**AIM OF THE TASK:** Report, word for word, every line of the material that contains "content".

**INPUT RECORDS:**
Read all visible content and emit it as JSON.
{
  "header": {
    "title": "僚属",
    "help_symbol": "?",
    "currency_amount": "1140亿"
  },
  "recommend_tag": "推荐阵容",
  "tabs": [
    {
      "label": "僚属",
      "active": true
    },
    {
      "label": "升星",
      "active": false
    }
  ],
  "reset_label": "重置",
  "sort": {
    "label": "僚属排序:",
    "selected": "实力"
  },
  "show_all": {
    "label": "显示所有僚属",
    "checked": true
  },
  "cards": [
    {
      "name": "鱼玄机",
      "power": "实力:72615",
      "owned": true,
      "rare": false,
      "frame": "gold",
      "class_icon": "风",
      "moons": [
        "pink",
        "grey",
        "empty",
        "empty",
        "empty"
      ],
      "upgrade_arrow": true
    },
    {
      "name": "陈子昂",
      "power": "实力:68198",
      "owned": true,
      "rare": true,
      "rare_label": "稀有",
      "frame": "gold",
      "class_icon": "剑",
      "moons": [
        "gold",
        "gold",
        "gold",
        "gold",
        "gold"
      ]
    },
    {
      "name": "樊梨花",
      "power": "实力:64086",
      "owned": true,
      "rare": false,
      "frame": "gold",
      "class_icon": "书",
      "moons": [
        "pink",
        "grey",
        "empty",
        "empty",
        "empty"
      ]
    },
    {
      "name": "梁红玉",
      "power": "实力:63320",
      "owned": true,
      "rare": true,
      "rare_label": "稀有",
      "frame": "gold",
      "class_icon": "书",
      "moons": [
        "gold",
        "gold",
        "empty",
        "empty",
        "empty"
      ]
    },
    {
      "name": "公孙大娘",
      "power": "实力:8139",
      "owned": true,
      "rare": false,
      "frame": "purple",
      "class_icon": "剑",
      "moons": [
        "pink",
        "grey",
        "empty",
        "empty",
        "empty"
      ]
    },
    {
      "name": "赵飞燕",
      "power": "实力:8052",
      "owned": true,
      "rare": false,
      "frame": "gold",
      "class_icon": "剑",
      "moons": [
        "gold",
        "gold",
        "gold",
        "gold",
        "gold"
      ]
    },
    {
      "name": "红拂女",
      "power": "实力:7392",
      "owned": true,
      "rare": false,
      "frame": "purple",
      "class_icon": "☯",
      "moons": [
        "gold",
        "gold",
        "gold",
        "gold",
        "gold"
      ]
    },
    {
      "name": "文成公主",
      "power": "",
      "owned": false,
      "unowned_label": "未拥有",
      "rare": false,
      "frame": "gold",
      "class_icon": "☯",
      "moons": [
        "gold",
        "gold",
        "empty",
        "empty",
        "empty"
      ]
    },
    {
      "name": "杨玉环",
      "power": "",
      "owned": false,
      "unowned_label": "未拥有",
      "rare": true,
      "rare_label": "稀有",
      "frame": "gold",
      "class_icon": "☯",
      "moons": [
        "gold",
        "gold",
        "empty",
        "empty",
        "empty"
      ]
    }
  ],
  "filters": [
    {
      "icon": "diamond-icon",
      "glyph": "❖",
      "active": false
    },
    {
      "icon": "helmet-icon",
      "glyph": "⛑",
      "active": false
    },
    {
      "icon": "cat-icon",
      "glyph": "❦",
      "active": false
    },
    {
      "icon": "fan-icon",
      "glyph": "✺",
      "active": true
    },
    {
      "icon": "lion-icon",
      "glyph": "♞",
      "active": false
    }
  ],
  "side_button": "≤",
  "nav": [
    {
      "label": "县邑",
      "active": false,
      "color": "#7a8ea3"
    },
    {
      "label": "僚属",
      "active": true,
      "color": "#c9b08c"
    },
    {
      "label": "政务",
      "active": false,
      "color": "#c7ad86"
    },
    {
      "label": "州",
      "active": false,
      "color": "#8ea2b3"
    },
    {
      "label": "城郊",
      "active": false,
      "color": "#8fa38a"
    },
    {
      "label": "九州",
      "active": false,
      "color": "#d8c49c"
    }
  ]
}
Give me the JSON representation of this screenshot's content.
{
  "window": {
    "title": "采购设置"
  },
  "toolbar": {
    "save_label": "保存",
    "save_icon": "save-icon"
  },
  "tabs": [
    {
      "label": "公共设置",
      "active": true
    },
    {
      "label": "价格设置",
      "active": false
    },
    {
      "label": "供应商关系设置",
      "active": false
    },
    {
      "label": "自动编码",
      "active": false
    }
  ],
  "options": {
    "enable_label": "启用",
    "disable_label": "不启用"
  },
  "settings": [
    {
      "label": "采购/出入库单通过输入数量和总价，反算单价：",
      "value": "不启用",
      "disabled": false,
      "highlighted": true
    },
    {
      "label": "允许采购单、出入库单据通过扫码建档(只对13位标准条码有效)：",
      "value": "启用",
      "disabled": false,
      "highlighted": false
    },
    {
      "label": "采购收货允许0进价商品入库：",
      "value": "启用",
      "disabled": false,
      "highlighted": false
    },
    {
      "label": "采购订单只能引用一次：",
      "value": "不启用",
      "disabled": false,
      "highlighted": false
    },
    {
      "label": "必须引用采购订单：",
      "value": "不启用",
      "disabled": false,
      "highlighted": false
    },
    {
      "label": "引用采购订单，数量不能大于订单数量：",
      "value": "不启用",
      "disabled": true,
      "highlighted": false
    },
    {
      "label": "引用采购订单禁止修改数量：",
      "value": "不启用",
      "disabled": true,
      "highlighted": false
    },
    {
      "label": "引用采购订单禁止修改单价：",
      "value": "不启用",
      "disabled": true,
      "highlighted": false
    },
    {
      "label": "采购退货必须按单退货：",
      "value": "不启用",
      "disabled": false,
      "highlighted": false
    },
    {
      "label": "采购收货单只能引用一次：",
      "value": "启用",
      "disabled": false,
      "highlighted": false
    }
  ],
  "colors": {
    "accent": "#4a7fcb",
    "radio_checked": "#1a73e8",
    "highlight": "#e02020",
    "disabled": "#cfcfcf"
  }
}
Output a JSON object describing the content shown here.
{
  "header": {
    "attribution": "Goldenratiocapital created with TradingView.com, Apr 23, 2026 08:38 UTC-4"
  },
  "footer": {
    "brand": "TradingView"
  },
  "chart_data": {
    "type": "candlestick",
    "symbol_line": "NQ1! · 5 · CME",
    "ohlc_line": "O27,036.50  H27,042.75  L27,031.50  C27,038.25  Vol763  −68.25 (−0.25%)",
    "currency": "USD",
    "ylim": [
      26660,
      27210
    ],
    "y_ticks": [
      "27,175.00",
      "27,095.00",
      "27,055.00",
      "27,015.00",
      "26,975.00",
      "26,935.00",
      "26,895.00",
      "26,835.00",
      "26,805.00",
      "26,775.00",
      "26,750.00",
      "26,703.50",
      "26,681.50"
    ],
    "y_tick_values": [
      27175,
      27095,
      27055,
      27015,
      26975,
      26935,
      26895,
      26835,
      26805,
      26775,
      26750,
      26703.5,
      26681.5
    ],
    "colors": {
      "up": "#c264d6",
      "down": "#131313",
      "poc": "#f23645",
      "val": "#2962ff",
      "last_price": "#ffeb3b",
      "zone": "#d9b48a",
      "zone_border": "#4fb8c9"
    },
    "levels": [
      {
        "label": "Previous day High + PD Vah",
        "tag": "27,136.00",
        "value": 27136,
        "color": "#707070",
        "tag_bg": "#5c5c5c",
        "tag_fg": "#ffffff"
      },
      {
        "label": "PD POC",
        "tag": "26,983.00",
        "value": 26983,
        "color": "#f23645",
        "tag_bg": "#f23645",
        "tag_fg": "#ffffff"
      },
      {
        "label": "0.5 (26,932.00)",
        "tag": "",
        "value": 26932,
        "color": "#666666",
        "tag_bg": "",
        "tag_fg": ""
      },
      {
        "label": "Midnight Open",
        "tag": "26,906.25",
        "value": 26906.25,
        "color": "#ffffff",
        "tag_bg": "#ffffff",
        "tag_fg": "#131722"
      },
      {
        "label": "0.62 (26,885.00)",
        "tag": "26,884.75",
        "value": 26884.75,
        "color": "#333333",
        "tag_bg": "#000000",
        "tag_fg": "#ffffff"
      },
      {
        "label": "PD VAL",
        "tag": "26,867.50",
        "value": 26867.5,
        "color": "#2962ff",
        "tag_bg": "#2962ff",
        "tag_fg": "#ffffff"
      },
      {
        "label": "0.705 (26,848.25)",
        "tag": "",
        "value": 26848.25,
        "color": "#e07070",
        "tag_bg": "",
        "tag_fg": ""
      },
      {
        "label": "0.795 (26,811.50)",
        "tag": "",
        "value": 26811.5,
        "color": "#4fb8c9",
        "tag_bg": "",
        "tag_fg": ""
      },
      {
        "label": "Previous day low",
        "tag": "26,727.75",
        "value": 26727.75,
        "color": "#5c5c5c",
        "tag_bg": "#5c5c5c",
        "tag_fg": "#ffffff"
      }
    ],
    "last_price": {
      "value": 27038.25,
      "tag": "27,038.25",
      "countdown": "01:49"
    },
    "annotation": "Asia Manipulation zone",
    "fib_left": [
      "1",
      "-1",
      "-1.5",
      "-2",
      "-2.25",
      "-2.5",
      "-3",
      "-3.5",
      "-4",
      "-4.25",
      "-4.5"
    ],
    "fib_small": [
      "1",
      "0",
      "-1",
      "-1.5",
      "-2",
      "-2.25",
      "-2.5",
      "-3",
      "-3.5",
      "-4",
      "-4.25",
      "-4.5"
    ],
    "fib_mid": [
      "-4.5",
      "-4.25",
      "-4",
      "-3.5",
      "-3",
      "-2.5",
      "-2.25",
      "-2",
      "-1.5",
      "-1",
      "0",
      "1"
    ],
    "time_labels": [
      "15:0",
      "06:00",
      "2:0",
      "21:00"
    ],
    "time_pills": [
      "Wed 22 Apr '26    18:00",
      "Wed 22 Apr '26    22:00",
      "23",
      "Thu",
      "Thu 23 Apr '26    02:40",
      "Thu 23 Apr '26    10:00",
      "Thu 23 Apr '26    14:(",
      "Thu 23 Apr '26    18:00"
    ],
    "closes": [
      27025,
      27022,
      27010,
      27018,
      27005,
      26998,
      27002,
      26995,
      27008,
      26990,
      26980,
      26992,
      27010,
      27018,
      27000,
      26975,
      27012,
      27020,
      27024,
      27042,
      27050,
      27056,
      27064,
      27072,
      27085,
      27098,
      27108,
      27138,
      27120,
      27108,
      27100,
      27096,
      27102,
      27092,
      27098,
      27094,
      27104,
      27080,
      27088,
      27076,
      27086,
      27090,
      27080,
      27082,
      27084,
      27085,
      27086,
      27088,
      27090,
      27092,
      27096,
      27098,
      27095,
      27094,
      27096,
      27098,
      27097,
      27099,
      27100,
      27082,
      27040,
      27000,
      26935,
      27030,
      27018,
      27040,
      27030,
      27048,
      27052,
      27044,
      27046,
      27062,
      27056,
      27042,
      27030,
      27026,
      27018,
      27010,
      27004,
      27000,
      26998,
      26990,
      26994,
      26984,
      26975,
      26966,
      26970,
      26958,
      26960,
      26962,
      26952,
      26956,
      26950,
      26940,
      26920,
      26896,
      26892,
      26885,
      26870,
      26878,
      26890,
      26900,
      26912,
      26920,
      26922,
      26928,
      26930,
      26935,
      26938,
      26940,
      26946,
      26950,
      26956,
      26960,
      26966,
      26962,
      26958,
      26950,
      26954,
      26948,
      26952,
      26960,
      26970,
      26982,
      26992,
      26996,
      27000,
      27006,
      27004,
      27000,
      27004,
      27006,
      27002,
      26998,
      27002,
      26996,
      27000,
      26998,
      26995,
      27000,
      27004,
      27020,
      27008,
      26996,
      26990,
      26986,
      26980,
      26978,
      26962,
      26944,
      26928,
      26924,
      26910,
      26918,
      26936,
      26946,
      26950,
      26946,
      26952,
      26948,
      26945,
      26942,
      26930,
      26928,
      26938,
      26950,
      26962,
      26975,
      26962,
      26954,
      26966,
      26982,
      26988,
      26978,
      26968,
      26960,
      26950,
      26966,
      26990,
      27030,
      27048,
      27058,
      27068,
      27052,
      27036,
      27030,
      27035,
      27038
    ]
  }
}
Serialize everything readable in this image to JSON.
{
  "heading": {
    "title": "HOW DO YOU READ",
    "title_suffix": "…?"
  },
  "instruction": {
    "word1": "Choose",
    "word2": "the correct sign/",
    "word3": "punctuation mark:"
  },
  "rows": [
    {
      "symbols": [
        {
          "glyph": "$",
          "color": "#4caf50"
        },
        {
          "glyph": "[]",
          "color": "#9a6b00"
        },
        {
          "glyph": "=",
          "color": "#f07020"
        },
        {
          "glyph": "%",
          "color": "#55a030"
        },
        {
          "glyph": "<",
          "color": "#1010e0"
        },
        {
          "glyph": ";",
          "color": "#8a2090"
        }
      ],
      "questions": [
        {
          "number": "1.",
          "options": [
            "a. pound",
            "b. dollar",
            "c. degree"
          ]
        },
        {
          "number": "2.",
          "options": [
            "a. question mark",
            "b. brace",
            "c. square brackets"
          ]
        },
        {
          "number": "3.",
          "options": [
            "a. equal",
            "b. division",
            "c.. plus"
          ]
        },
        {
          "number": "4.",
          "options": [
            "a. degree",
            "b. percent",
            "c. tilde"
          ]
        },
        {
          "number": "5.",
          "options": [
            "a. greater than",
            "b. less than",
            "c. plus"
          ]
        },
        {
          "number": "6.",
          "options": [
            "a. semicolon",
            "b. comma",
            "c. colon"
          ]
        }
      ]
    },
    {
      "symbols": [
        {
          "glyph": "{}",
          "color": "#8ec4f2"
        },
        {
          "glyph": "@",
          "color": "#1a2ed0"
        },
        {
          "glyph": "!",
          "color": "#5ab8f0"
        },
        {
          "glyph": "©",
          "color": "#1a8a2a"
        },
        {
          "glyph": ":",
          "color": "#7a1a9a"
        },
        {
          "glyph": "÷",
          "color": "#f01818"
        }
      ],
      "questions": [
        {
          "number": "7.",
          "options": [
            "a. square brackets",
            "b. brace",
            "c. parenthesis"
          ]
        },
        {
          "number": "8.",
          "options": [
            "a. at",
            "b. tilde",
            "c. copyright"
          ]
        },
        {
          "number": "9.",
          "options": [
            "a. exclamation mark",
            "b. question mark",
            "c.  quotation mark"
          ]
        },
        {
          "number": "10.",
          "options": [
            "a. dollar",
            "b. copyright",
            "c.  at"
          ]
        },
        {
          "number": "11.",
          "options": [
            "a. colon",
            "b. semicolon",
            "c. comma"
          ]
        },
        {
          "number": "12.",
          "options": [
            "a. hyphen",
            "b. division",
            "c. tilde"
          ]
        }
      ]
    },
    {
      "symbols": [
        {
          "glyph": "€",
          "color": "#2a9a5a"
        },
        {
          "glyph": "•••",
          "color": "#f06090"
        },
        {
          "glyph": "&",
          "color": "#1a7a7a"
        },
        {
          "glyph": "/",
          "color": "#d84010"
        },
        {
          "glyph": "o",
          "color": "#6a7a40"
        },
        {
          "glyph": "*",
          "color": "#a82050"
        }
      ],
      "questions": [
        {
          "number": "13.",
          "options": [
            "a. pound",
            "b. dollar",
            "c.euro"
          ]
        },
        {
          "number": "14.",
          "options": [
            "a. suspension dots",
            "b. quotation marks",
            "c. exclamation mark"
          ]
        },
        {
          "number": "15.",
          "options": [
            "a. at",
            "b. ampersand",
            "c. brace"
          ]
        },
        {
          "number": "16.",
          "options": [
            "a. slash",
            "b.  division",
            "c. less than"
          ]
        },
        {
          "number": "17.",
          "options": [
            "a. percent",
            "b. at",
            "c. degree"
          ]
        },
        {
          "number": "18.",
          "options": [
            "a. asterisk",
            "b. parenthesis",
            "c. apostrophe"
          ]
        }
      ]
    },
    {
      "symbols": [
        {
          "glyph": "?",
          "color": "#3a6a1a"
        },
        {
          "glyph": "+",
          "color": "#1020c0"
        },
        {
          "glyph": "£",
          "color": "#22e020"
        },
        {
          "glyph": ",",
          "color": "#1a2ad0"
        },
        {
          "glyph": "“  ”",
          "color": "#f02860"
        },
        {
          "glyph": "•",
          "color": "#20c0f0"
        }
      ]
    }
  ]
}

**PROBLEM SOLUTION:**
Read all visible content and emit it as JSON.
Give me the JSON representation of this screenshot's content.
Output a JSON object describing the content shown here.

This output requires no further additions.